** Begin EXCERPT PROVIDED **

They can't seem to get a break. Now watch, Gina will lose and Elite XC gets another nail in their coffin.


----------



## bail3yz (Apr 22, 2007)

Id love to see frank fight kimbo ! 
I dont think EliteXC would want that tho haha.


----------



## SimplyNate (May 27, 2007)

"UPDATE: We are now hearing that EliteXC officials may have found a doctor who may clear Shamrock tonight after all. EliteXC may be on the verge of dodging a bullet of epic proportions. Stay tuned..." 

This site is odd...


----------



## stitch1z (Dec 9, 2007)

BAAAAAAAAAAAAHAHAHAHAHA!!!!!

I sure as sh*t don't want EXC to have to pull Shamrock off the card but you have to admit... That is pretty funny!

How the hell did he get a cut since the weigh-ins? lol!
Is he full-force sparring in the hotel room?
Did his face cut on his pillow while he was sleeping last night?
Did his wife slap him?
Did he cut himself shaving???

lol!!!!!!!!!!

This is so crazy!!!!





But really, I hope it's not true. Like a bad dream or something.


----------



## Devil Beest (Aug 26, 2008)

SimplyNate said:


> "UPDATE: We are now hearing that EliteXC officials may have found a doctor who may clear Shamrock tonight after all. EliteXC may be on the verge of dodging a bullet of epic proportions. Stay tuned..."
> 
> This site is odd...


If Shamrock's got any sort of a cut it's still bad news whether he's cleared or not


----------



## bail3yz (Apr 22, 2007)

stitch1z said:


> BAAAAAAAAAAAAHAHAHAHAHA!!!!!
> 
> I sure as sh*t don't want EXC to have to pull Shamrock off the card but you have to admit... That is pretty funny!
> 
> ...


Ya I was wondering the same thing hahaha


----------



## stitch1z (Dec 9, 2007)

Devil Beest said:


> http://www.mmarated.com/blogs/blog/20081004/exclusive__shamrock_injured__tonight_s_main_event_off-832.html
> 
> MMARated is reporting it's a no go


Do you work for MMARated or something? 

Are you just trying to get people to go to your site?

If so, that is sooooo uncool.


----------



## SimplyNate (May 27, 2007)

I see noone else reporting on it.

Edit: Ok some other sites I found have some stuff on it but it's still laregly speculation.


----------



## stitch1z (Dec 9, 2007)

SimplyNate said:


> I see noone else reporting on it.


Well, of course not... It's an MMARated Exclusive!


Seriously, I think Devilbeest comes from the land of bogus MMA sites.



At least I hope so.


----------



## SimplyNate (May 27, 2007)

hmmmm

http://mmamania.com/2008/10/04/ken-shamrock-vs-kimbo-slice-elite-xc-fight-scratched/


----------



## MJB23 (Jan 26, 2007)

Well seeing as I just checked out the Play By Play on every major MMA site and none of them have anything about the fight being off I'm calling BS. Sherdog is there reporting and I'm pretty sure they would have something up on their site about it not happening, same with MMAWeekly.


----------



## SimplyNate (May 27, 2007)

Just give it a few mins MJ lol. I'm thinking it is indeed real.


----------



## MJB23 (Jan 26, 2007)

** End EXCERPT PROVIDED **
** Begin ENTRIES SHOWN **

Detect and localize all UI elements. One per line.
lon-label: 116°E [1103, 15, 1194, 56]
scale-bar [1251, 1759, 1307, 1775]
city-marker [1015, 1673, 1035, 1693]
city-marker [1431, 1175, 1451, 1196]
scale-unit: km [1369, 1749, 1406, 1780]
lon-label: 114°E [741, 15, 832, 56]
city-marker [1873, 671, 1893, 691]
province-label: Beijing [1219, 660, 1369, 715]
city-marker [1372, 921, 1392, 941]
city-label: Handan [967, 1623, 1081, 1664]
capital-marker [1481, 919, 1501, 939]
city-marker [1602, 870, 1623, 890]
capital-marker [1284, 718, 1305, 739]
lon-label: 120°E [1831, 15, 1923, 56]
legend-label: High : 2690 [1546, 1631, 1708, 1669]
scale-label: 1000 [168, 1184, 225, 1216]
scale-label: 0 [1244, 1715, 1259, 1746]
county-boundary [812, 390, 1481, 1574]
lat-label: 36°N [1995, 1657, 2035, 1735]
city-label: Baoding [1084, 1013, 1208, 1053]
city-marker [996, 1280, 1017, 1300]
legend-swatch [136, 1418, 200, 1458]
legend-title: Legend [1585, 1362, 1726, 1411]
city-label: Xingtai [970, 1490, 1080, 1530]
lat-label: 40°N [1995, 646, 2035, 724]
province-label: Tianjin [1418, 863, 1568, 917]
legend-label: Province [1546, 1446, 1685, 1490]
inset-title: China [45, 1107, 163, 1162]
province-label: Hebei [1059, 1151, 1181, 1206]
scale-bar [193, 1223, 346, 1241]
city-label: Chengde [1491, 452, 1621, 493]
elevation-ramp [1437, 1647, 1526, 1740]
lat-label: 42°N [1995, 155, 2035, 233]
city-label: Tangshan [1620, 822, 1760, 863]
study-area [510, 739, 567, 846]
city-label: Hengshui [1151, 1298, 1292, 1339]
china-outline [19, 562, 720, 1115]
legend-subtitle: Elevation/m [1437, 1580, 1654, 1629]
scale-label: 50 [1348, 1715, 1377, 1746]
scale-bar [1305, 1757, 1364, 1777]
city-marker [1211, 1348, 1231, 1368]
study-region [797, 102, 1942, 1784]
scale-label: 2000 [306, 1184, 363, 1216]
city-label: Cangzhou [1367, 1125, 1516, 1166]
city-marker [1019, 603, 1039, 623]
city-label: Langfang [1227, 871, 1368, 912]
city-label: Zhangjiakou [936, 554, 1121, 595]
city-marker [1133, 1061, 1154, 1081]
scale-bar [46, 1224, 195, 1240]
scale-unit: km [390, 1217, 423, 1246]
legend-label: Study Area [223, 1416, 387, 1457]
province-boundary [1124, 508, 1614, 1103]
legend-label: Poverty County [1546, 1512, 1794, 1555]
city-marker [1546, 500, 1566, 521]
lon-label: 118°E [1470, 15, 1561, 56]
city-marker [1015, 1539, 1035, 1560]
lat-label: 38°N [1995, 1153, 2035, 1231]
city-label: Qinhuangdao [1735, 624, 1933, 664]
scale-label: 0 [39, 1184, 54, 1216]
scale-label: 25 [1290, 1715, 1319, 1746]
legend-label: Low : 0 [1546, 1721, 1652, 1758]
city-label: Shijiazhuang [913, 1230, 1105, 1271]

** End ENTRIES SHOWN **

**THINGS TO DO**
1) Edit the forum thread about Shamrock from "Did his face" up to and including "dream or something.", replacing "pillow" with "blanket".
2) Pick up the forum thread about Shamrock from its final post and continue it.
The lines have nothing to do with what is asked here.

**ANSWER SET**
1)
Did his face cut on his blanket while he was sleeping last night?
Did his wife slap him?
Did he cut himself shaving???

lol!!!!!!!!!!

This is so crazy!!!!





But really, I hope it's not true. Like a bad dream or something.

2)
I'm not thinking so. MMArated and MMAmania look like shit sites. Why would they know before a site like Sherdog or MMAWeekly?


----------



## SimplyNate (May 27, 2007)

Well I just do see what they have to gain from faking it lol. Some crappy exposure? lol

Meh... lets see what happens lol.


----------



## Walker (May 27, 2007)

2 other sites are reporting it as well:

http://mmajunkie.com/news/12936/ken-shamrock-out-of-elitexc-heat-due-to-injury.mma


http://www.bloodyelbow.com/2008/10/4/628309/shamrock-injured-tonight-s​


----------



## stitch1z (Dec 9, 2007)

SimplyNate said:


> hmmmm
> 
> http://mmamania.com/2008/10/04/ken-shamrock-vs-kimbo-slice-elite-xc-fight-scratched/


Oh crap!

Well, I was surprised the athletic commission cleared him to fight in the first place. 

I think this says more about the caliber of Kimbo's opponents than a fight could ever say.

Ken is obviously not doing balls-out training less than 24-hours before the fight. The guy is obviously so brittle he can't even make it into the fight.

They will set Kimbo up to fight someone tonight (Arlovski would be hillarious!)... But they will be hard-pressed to find someone as easy to beat as today's Ken Shamrock... At 206.5 lbs. no less. lol!


----------



## MJB23 (Jan 26, 2007)

A lot of sites get money from their sponsors based on the number of hits they get on their site. That's probably the reason why MMAbay posts such fake and shitty news articles all the time.

Edit:

It looks like a few other sites are reporting it but one of them is just saying what mmarated said so I'm going to wait a little longer until I believe it. If it is true I wish they could set up Arlovski/Slice. That would be a fight I would love to see.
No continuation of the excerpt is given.